● **DESCRIPTION OF THE TASK**
Reproduce all records verbatim.

########

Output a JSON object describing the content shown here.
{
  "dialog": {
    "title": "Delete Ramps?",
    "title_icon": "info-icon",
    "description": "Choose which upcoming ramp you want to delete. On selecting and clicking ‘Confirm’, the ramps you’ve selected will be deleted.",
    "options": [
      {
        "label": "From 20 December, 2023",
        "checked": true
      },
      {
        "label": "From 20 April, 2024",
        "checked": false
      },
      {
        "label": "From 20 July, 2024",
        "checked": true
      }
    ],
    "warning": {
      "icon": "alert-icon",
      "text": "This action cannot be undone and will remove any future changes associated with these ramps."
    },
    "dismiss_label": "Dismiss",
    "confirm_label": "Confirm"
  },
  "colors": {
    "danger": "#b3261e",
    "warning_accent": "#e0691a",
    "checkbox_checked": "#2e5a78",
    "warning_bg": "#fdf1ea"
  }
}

########

● **THE SOLUTION**
Output a JSON object describing the content shown here.
{
  "dialog": {
    "title": "Delete Ramps?",
    "title_icon": "info-icon",
    "description": "Choose which upcoming ramp you want to delete. On selecting and clicking ‘Confirm’, the ramps you’ve selected will be deleted.",
    "options": [
      {
        "label": "From 20 December, 2023",
        "checked": true
      },
      {
        "label": "From 20 April, 2024",
        "checked": false
      },
      {
        "label": "From 20 July, 2024",
        "checked": true
      }
    ],
    "warning": {
      "icon": "alert-icon",
      "text": "This action cannot be undone and will remove any future changes associated with these ramps."
    },
    "dismiss_label": "Dismiss",
    "confirm_label": "Confirm"
  },
  "colors": {
    "danger": "#b3261e",
    "warning_accent": "#e0691a",
    "checkbox_checked": "#2e5a78",
    "warning_bg": "#fdf1ea"
  }
}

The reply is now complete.